--- What is needed ---
Pictures do not belong in your copy. Repeat all the other data exactly.

--- The input ---

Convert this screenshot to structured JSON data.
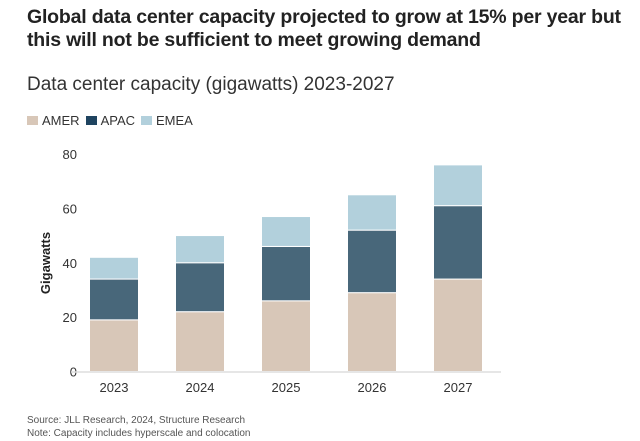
{
  "title": "Global data center capacity projected to grow at 15% per year but this will not be sufficient to meet growing demand",
  "subtitle": "Data center capacity (gigawatts) 2023-2027",
  "source": "Source: JLL Research, 2024, Structure Research",
  "note": "Note: Capacity includes hyperscale and colocation",
  "chart_data": {
    "type": "bar",
    "stacked": true,
    "categories": [
      "2023",
      "2024",
      "2025",
      "2026",
      "2027"
    ],
    "series": [
      {
        "name": "AMER",
        "values": [
          19,
          22,
          26,
          29,
          34
        ],
        "color": "#d8c7b8"
      },
      {
        "name": "APAC",
        "values": [
          15,
          18,
          20,
          23,
          27
        ],
        "color": "#48677a",
        "legend_color": "#1f4460"
      },
      {
        "name": "EMEA",
        "values": [
          8,
          10,
          11,
          13,
          15
        ],
        "color": "#b2d0dc"
      }
    ],
    "ylabel": "Gigawatts",
    "xlabel": "",
    "ylim": [
      0,
      80
    ],
    "yticks": [
      "0",
      "20",
      "40",
      "60",
      "80"
    ],
    "grid": false,
    "legend": "top-left"
  }
}
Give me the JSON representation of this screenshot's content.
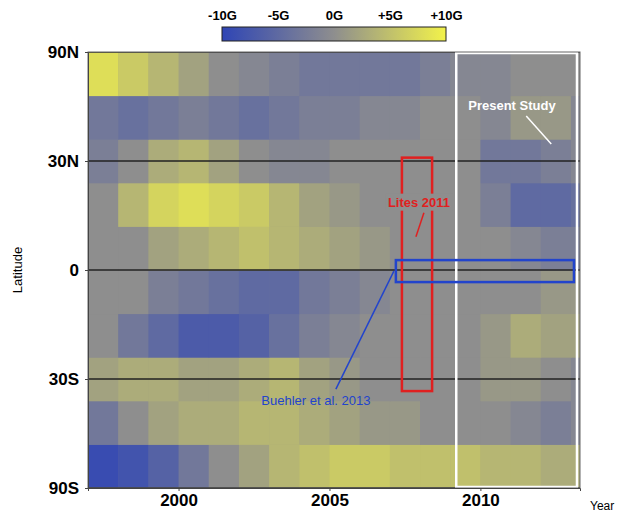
{
  "chart_data": {
    "type": "heatmap",
    "xlabel": "Year",
    "ylabel": "Latitude",
    "xlim": [
      1997,
      2013.3
    ],
    "ylim": [
      -1,
      1
    ],
    "xticks": [
      2000,
      2005,
      2010
    ],
    "yticks": [
      {
        "value": -1,
        "label": "90S"
      },
      {
        "value": -0.5,
        "label": "30S"
      },
      {
        "value": 0,
        "label": "0"
      },
      {
        "value": 0.5,
        "label": "30N"
      },
      {
        "value": 1,
        "label": "90N"
      }
    ],
    "grid": true,
    "x_edges": [
      1997,
      1998,
      1999,
      2000,
      2001,
      2002,
      2003,
      2004,
      2005,
      2006,
      2007,
      2008,
      2009,
      2010,
      2011,
      2012,
      2013,
      2013.3
    ],
    "y_edges": [
      -1,
      -0.8,
      -0.6,
      -0.4,
      -0.2,
      0,
      0.2,
      0.4,
      0.6,
      0.8,
      1
    ],
    "z": [
      [
        -9,
        -8,
        -6,
        -3,
        0,
        2,
        4,
        5,
        6,
        6,
        5,
        5,
        5,
        4,
        4,
        3,
        3
      ],
      [
        -3,
        0,
        2,
        3,
        3,
        4,
        4,
        3,
        2,
        1,
        1,
        0,
        0,
        0,
        -1,
        -2,
        -1
      ],
      [
        2,
        3,
        3,
        2,
        2,
        3,
        4,
        2,
        1,
        0,
        0,
        0,
        0,
        1,
        1,
        0,
        -1
      ],
      [
        0,
        -3,
        -5,
        -7,
        -7,
        -6,
        -4,
        -2,
        -1,
        0,
        0,
        0,
        0,
        1,
        3,
        2,
        2
      ],
      [
        0,
        0,
        -2,
        -3,
        -4,
        -5,
        -5,
        -3,
        -2,
        -1,
        0,
        0,
        0,
        0,
        0,
        1,
        1
      ],
      [
        0,
        0,
        2,
        3,
        4,
        5,
        4,
        3,
        2,
        1,
        0,
        0,
        0,
        0,
        -1,
        -2,
        -2
      ],
      [
        0,
        4,
        7,
        8,
        7,
        6,
        4,
        2,
        1,
        0,
        0,
        0,
        0,
        -2,
        -5,
        -5,
        -4
      ],
      [
        -2,
        0,
        3,
        4,
        2,
        0,
        -1,
        -1,
        0,
        0,
        0,
        0,
        0,
        -3,
        -3,
        -2,
        -1
      ],
      [
        -3,
        -4,
        -3,
        -2,
        -3,
        -4,
        -3,
        -2,
        -2,
        -1,
        -1,
        0,
        0,
        -1,
        1,
        1,
        -1
      ],
      [
        8,
        6,
        4,
        2,
        0,
        -1,
        -2,
        -3,
        -3,
        -3,
        -3,
        -2,
        -1,
        -1,
        0,
        0,
        0
      ]
    ],
    "colorbar": {
      "range": [
        -10,
        10
      ],
      "ticks": [
        {
          "value": -10,
          "label": "-10G"
        },
        {
          "value": -5,
          "label": "-5G"
        },
        {
          "value": 0,
          "label": "0G"
        },
        {
          "value": 5,
          "label": "+5G"
        },
        {
          "value": 10,
          "label": "+10G"
        }
      ]
    },
    "annotations": [
      {
        "text": "Present Study",
        "color": "#ffffff",
        "x0": 2009.2,
        "x1": 2013.2,
        "y0": -1,
        "y1": 1
      },
      {
        "text": "Lites 2011",
        "color": "#e02020",
        "x0": 2007.4,
        "x1": 2008.4,
        "y0": -0.56,
        "y1": 0.52
      },
      {
        "text": "Buehler et al. 2013",
        "color": "#2244cc",
        "x0": 2007.2,
        "x1": 2013.1,
        "y0": -0.06,
        "y1": 0.05
      }
    ]
  }
}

--- Written response ---
Convert this screenshot to structured JSON data.
{
  "title": "Global data center capacity projected to grow at 15% per year but this will not be sufficient to meet growing demand",
  "subtitle": "Data center capacity (gigawatts) 2023-2027",
  "source": "Source: JLL Research, 2024, Structure Research",
  "note": "Note: Capacity includes hyperscale and colocation",
  "chart_data": {
    "type": "bar",
    "stacked": true,
    "categories": [
      "2023",
      "2024",
      "2025",
      "2026",
      "2027"
    ],
    "series": [
      {
        "name": "AMER",
        "values": [
          19,
          22,
          26,
          29,
          34
        ],
        "color": "#d8c7b8"
      },
      {
        "name": "APAC",
        "values": [
          15,
          18,
          20,
          23,
          27
        ],
        "color": "#48677a",
        "legend_color": "#1f4460"
      },
      {
        "name": "EMEA",
        "values": [
          8,
          10,
          11,
          13,
          15
        ],
        "color": "#b2d0dc"
      }
    ],
    "ylabel": "Gigawatts",
    "xlabel": "",
    "ylim": [
      0,
      80
    ],
    "yticks": [
      "0",
      "20",
      "40",
      "60",
      "80"
    ],
    "grid": false,
    "legend": "top-left"
  }
}
Give me the JSON representation of this screenshot's content.
{
  "chart_data": {
    "type": "heatmap",
    "xlabel": "Year",
    "ylabel": "Latitude",
    "xlim": [
      1997,
      2013.3
    ],
    "ylim": [
      -1,
      1
    ],
    "xticks": [
      2000,
      2005,
      2010
    ],
    "yticks": [
      {
        "value": -1,
        "label": "90S"
      },
      {
        "value": -0.5,
        "label": "30S"
      },
      {
        "value": 0,
        "label": "0"
      },
      {
        "value": 0.5,
        "label": "30N"
      },
      {
        "value": 1,
        "label": "90N"
      }
    ],
    "grid": true,
    "x_edges": [
      1997,
      1998,
      1999,
      2000,
      2001,
      2002,
      2003,
      2004,
      2005,
      2006,
      2007,
      2008,
      2009,
      2010,
      2011,
      2012,
      2013,
      2013.3
    ],
    "y_edges": [
      -1,
      -0.8,
      -0.6,
      -0.4,
      -0.2,
      0,
      0.2,
      0.4,
      0.6,
      0.8,
      1
    ],
    "z": [
      [
        -9,
        -8,
        -6,
        -3,
        0,
        2,
        4,
        5,
        6,
        6,
        5,
        5,
        5,
        4,
        4,
        3,
        3
      ],
      [
        -3,
        0,
        2,
        3,
        3,
        4,
        4,
        3,
        2,
        1,
        1,
        0,
        0,
        0,
        -1,
        -2,
        -1
      ],
      [
        2,
        3,
        3,
        2,
        2,
        3,
        4,
        2,
        1,
        0,
        0,
        0,
        0,
        1,
        1,
        0,
        -1
      ],
      [
        0,
        -3,
        -5,
        -7,
        -7,
        -6,
        -4,
        -2,
        -1,
        0,
        0,
        0,
        0,
        1,
        3,
        2,
        2
      ],
      [
        0,
        0,
        -2,
        -3,
        -4,
        -5,
        -5,
        -3,
        -2,
        -1,
        0,
        0,
        0,
        0,
        0,
        1,
        1
      ],
      [
        0,
        0,
        2,
        3,
        4,
        5,
        4,
        3,
        2,
        1,
        0,
        0,
        0,
        0,
        -1,
        -2,
        -2
      ],
      [
        0,
        4,
        7,
        8,
        7,
        6,
        4,
        2,
        1,
        0,
        0,
        0,
        0,
        -2,
        -5,
        -5,
        -4
      ],
      [
        -2,
        0,
        3,
        4,
        2,
        0,
        -1,
        -1,
        0,
        0,
        0,
        0,
        0,
        -3,
        -3,
        -2,
        -1
      ],
      [
        -3,
        -4,
        -3,
        -2,
        -3,
        -4,
        -3,
        -2,
        -2,
        -1,
        -1,
        0,
        0,
        -1,
        1,
        1,
        -1
      ],
      [
        8,
        6,
        4,
        2,
        0,
        -1,
        -2,
        -3,
        -3,
        -3,
        -3,
        -2,
        -1,
        -1,
        0,
        0,
        0
      ]
    ],
    "colorbar": {
      "range": [
        -10,
        10
      ],
      "ticks": [
        {
          "value": -10,
          "label": "-10G"
        },
        {
          "value": -5,
          "label": "-5G"
        },
        {
          "value": 0,
          "label": "0G"
        },
        {
          "value": 5,
          "label": "+5G"
        },
        {
          "value": 10,
          "label": "+10G"
        }
      ]
    },
    "annotations": [
      {
        "text": "Present Study",
        "color": "#ffffff",
        "x0": 2009.2,
        "x1": 2013.2,
        "y0": -1,
        "y1": 1
      },
      {
        "text": "Lites 2011",
        "color": "#e02020",
        "x0": 2007.4,
        "x1": 2008.4,
        "y0": -0.56,
        "y1": 0.52
      },
      {
        "text": "Buehler et al. 2013",
        "color": "#2244cc",
        "x0": 2007.2,
        "x1": 2013.1,
        "y0": -0.06,
        "y1": 0.05
      }
    ]
  }
}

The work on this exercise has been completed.